▸ EXERCISE GOAL:
Restate, word for word, all of the material shown below.

-- Start of PROVIDED DATA --

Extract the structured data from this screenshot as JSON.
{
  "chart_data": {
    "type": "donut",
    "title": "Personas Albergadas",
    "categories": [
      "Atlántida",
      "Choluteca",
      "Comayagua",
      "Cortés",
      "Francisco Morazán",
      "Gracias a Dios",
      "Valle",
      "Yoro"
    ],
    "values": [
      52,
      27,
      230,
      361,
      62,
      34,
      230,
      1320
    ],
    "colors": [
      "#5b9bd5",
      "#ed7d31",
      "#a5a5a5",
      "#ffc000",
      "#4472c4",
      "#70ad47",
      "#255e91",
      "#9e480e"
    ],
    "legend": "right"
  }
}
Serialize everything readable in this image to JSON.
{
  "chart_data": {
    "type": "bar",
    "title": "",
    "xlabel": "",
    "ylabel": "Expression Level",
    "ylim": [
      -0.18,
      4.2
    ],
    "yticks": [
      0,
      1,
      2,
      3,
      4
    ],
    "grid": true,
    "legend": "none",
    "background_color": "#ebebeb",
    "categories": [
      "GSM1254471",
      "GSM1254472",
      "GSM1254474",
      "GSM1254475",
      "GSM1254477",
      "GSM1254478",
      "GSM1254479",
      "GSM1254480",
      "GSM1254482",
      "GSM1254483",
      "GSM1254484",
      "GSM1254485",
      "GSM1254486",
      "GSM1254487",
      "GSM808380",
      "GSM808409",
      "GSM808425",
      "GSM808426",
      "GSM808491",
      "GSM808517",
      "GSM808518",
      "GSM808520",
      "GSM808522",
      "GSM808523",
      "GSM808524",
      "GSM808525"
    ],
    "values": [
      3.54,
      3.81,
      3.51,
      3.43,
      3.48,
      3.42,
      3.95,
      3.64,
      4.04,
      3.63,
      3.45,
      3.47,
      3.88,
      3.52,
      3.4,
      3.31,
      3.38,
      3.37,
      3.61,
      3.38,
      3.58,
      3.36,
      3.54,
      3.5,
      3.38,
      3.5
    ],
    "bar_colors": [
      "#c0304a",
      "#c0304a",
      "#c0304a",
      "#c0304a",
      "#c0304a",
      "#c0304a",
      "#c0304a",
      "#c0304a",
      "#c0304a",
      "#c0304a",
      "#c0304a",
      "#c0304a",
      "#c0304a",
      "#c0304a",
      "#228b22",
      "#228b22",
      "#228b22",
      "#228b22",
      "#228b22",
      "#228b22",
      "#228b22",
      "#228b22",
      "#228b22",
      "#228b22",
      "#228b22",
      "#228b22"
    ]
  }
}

-- End of PROVIDED DATA --

▸ COMPLETE ANSWER:
Extract the structured data from this screenshot as JSON.
{
  "chart_data": {
    "type": "donut",
    "title": "Personas Albergadas",
    "categories": [
      "Atlántida",
      "Choluteca",
      "Comayagua",
      "Cortés",
      "Francisco Morazán",
      "Gracias a Dios",
      "Valle",
      "Yoro"
    ],
    "values": [
      52,
      27,
      230,
      361,
      62,
      34,
      230,
      1320
    ],
    "colors": [
      "#5b9bd5",
      "#ed7d31",
      "#a5a5a5",
      "#ffc000",
      "#4472c4",
      "#70ad47",
      "#255e91",
      "#9e480e"
    ],
    "legend": "right"
  }
}
Serialize everything readable in this image to JSON.
{
  "chart_data": {
    "type": "bar",
    "title": "",
    "xlabel": "",
    "ylabel": "Expression Level",
    "ylim": [
      -0.18,
      4.2
    ],
    "yticks": [
      0,
      1,
      2,
      3,
      4
    ],
    "grid": true,
    "legend": "none",
    "background_color": "#ebebeb",
    "categories": [
      "GSM1254471",
      "GSM1254472",
      "GSM1254474",
      "GSM1254475",
      "GSM1254477",
      "GSM1254478",
      "GSM1254479",
      "GSM1254480",
      "GSM1254482",
      "GSM1254483",
      "GSM1254484",
      "GSM1254485",
      "GSM1254486",
      "GSM1254487",
      "GSM808380",
      "GSM808409",
      "GSM808425",
      "GSM808426",
      "GSM808491",
      "GSM808517",
      "GSM808518",
      "GSM808520",
      "GSM808522",
      "GSM808523",
      "GSM808524",
      "GSM808525"
    ],
    "values": [
      3.54,
      3.81,
      3.51,
      3.43,
      3.48,
      3.42,
      3.95,
      3.64,
      4.04,
      3.63,
      3.45,
      3.47,
      3.88,
      3.52,
      3.4,
      3.31,
      3.38,
      3.37,
      3.61,
      3.38,
      3.58,
      3.36,
      3.54,
      3.5,
      3.38,
      3.5
    ],
    "bar_colors": [
      "#c0304a",
      "#c0304a",
      "#c0304a",
      "#c0304a",
      "#c0304a",
      "#c0304a",
      "#c0304a",
      "#c0304a",
      "#c0304a",
      "#c0304a",
      "#c0304a",
      "#c0304a",
      "#c0304a",
      "#c0304a",
      "#228b22",
      "#228b22",
      "#228b22",
      "#228b22",
      "#228b22",
      "#228b22",
      "#228b22",
      "#228b22",
      "#228b22",
      "#228b22",
      "#228b22",
      "#228b22"
    ]
  }
}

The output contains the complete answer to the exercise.